↓↓↓

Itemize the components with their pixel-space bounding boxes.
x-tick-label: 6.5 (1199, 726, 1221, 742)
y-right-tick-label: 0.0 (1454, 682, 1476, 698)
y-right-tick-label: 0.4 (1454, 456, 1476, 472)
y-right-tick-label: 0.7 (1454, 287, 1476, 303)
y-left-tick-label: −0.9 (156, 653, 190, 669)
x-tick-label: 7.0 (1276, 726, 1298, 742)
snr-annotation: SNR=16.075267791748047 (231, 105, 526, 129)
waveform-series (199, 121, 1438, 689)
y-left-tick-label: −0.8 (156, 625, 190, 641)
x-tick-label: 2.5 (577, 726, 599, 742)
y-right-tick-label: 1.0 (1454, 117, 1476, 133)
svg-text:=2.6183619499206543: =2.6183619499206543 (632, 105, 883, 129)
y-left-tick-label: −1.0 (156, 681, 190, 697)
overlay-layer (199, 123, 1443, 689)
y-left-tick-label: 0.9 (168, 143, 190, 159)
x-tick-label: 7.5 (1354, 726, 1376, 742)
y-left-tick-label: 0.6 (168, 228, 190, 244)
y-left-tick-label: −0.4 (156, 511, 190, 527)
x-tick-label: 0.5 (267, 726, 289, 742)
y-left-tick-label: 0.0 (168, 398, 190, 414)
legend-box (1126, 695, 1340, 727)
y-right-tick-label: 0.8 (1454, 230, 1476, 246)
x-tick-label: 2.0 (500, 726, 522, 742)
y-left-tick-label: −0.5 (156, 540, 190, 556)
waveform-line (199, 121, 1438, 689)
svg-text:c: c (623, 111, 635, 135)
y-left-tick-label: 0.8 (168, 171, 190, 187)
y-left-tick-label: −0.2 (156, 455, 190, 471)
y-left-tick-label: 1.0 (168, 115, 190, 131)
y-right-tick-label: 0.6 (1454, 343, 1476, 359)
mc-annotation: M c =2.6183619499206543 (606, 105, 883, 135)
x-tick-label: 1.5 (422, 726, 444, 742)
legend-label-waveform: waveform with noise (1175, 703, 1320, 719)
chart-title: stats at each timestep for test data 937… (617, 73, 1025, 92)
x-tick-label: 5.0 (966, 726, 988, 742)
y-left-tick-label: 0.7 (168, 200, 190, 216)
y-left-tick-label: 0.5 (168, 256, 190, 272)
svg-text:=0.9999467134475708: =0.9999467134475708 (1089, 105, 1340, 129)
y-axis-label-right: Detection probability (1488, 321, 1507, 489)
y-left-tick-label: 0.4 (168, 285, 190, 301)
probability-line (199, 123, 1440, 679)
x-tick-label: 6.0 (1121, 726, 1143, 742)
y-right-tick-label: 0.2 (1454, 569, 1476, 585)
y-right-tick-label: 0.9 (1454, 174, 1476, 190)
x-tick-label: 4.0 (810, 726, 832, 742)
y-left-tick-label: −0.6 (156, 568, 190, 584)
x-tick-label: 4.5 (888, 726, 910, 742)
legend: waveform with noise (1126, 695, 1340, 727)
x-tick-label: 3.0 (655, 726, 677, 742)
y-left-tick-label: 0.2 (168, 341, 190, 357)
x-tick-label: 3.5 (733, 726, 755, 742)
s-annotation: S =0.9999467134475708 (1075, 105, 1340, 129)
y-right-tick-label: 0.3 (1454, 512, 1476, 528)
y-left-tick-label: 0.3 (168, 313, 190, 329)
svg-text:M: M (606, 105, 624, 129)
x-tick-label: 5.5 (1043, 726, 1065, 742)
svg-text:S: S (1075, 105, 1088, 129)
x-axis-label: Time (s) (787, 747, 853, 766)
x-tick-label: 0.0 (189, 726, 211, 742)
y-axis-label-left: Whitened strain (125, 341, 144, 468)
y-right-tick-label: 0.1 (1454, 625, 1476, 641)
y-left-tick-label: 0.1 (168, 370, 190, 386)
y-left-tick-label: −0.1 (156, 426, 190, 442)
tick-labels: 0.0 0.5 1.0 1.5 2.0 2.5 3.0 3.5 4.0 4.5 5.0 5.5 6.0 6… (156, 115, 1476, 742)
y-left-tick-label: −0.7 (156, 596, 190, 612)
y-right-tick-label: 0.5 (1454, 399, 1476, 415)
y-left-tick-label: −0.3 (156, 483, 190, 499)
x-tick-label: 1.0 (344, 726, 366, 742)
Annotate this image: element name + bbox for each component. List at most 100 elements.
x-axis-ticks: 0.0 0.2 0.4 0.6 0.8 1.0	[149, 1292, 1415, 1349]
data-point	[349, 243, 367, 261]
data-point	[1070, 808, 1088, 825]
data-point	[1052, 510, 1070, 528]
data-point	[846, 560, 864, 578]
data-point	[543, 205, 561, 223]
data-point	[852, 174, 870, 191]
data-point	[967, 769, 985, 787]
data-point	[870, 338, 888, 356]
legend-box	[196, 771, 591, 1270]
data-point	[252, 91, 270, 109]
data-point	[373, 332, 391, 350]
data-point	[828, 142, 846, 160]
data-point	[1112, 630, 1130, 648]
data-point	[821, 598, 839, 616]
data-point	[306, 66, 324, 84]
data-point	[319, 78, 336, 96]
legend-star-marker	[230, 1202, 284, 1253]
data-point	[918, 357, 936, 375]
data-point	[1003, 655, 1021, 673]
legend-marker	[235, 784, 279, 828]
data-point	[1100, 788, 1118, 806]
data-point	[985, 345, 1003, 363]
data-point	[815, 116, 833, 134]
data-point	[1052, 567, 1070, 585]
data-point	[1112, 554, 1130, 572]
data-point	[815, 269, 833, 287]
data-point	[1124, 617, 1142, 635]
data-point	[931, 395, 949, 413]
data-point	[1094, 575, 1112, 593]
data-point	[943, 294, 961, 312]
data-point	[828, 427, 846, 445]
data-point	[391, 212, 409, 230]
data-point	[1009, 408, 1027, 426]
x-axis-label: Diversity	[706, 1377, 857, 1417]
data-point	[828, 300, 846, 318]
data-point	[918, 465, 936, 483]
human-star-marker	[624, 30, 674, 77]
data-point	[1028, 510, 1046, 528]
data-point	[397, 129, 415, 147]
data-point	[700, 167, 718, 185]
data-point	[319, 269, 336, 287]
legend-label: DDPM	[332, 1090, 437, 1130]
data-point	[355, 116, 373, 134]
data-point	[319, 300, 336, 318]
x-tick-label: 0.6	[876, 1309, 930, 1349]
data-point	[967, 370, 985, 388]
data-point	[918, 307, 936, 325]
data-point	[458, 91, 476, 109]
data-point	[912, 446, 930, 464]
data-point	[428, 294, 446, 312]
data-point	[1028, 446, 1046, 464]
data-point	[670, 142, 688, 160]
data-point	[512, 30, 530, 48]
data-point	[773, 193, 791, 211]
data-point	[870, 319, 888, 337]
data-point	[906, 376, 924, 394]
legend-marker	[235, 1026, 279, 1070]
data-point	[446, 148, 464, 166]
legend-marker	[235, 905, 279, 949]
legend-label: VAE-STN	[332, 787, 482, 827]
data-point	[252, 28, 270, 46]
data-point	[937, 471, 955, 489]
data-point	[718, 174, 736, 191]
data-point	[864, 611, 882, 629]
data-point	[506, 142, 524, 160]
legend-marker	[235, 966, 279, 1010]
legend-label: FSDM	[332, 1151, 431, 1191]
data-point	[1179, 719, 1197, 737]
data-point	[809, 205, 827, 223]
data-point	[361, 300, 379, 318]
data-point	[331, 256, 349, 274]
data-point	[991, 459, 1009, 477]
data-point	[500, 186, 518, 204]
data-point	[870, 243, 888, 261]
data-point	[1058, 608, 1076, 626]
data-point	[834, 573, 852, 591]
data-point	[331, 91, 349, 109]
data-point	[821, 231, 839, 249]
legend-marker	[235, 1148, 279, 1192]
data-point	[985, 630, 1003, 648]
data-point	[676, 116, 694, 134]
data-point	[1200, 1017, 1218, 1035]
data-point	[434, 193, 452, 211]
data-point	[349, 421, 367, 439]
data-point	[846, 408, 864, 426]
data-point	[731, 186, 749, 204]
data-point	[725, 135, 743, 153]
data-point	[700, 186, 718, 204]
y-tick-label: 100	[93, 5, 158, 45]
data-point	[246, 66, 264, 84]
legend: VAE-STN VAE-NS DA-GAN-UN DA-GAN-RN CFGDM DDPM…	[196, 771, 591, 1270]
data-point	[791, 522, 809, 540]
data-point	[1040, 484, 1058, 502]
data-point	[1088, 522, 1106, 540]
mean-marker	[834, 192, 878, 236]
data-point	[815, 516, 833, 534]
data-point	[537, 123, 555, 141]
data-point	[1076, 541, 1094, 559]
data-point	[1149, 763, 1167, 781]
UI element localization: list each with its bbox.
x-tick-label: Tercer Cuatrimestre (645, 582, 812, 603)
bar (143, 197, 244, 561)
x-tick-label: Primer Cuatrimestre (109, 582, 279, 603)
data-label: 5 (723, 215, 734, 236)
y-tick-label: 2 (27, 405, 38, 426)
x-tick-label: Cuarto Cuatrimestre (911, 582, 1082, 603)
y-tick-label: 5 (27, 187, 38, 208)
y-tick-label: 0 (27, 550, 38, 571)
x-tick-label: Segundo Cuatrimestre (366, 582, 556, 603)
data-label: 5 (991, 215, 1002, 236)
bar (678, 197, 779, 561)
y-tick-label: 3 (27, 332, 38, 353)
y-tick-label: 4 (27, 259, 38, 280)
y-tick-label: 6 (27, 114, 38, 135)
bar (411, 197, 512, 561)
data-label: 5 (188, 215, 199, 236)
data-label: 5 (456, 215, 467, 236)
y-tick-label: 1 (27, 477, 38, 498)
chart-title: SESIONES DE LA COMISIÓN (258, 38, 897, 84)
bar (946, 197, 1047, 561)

↑↑↑

任务
把条目中从开头到含有“105, 883, 129)”的那一行之间的各行（首尾两行都算在内）输出为编号列表，空行略去，其余行不要输出。

输出如下
1. Itemize the components with their pixel-space bounding boxes.
2. x-tick-label: 6.5 (1199, 726, 1221, 742)
3. y-right-tick-label: 0.0 (1454, 682, 1476, 698)
4. y-right-tick-label: 0.4 (1454, 456, 1476, 472)
5. y-right-tick-label: 0.7 (1454, 287, 1476, 303)
6. y-left-tick-label: −0.9 (156, 653, 190, 669)
7. x-tick-label: 7.0 (1276, 726, 1298, 742)
8. snr-annotation: SNR=16.075267791748047 (231, 105, 526, 129)
9. waveform-series (199, 121, 1438, 689)
10. y-left-tick-label: −0.8 (156, 625, 190, 641)
11. x-tick-label: 2.5 (577, 726, 599, 742)
12. y-right-tick-label: 1.0 (1454, 117, 1476, 133)
13. svg-text:=2.6183619499206543: =2.6183619499206543 (632, 105, 883, 129)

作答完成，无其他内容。